[Document page text data]
══════════

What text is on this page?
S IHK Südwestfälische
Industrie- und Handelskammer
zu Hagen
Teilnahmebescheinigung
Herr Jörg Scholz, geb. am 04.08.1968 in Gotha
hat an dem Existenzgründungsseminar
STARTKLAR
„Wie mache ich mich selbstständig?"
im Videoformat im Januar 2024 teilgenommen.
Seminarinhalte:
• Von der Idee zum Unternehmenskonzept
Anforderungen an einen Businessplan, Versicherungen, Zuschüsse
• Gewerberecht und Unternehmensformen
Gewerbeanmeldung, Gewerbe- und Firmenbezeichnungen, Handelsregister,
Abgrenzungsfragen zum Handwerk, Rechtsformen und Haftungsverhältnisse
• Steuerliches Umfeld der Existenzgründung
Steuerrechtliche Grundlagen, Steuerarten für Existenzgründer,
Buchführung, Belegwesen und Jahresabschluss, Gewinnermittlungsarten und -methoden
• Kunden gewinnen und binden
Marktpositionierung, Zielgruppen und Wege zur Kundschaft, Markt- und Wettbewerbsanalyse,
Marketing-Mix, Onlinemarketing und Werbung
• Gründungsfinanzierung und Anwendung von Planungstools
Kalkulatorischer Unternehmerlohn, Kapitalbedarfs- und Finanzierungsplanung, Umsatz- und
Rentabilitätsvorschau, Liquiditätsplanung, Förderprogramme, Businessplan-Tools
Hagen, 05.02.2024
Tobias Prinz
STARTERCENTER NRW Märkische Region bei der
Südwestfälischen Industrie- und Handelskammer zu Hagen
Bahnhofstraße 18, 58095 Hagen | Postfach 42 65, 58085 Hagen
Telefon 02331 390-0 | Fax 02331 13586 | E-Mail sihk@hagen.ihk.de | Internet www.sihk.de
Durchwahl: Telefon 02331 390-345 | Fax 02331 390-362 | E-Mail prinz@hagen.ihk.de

══════════

» EXERCISE: Return the records in full. Omit nothing.

» RESPONSE AREA:
What text is on this page?
S IHK Südwestfälische
Industrie- und Handelskammer
zu Hagen
Teilnahmebescheinigung
Herr Jörg Scholz, geb. am 04.08.1968 in Gotha
hat an dem Existenzgründungsseminar
STARTKLAR
„Wie mache ich mich selbstständig?"
im Videoformat im Januar 2024 teilgenommen.
Seminarinhalte:
• Von der Idee zum Unternehmenskonzept
Anforderungen an einen Businessplan, Versicherungen, Zuschüsse
• Gewerberecht und Unternehmensformen
Gewerbeanmeldung, Gewerbe- und Firmenbezeichnungen, Handelsregister,
Abgrenzungsfragen zum Handwerk, Rechtsformen und Haftungsverhältnisse
• Steuerliches Umfeld der Existenzgründung
Steuerrechtliche Grundlagen, Steuerarten für Existenzgründer,
Buchführung, Belegwesen und Jahresabschluss, Gewinnermittlungsarten und -methoden
• Kunden gewinnen und binden
Marktpositionierung, Zielgruppen und Wege zur Kundschaft, Markt- und Wettbewerbsanalyse,
Marketing-Mix, Onlinemarketing und Werbung
• Gründungsfinanzierung und Anwendung von Planungstools
Kalkulatorischer Unternehmerlohn, Kapitalbedarfs- und Finanzierungsplanung, Umsatz- und
Rentabilitätsvorschau, Liquiditätsplanung, Förderprogramme, Businessplan-Tools
Hagen, 05.02.2024
Tobias Prinz
STARTERCENTER NRW Märkische Region bei der
Südwestfälischen Industrie- und Handelskammer zu Hagen
Bahnhofstraße 18, 58095 Hagen | Postfach 42 65, 58085 Hagen
Telefon 02331 390-0 | Fax 02331 13586 | E-Mail sihk@hagen.ihk.de | Internet www.sihk.de
Durchwahl: Telefon 02331 390-345 | Fax 02331 390-362 | E-Mail prinz@hagen.ihk.de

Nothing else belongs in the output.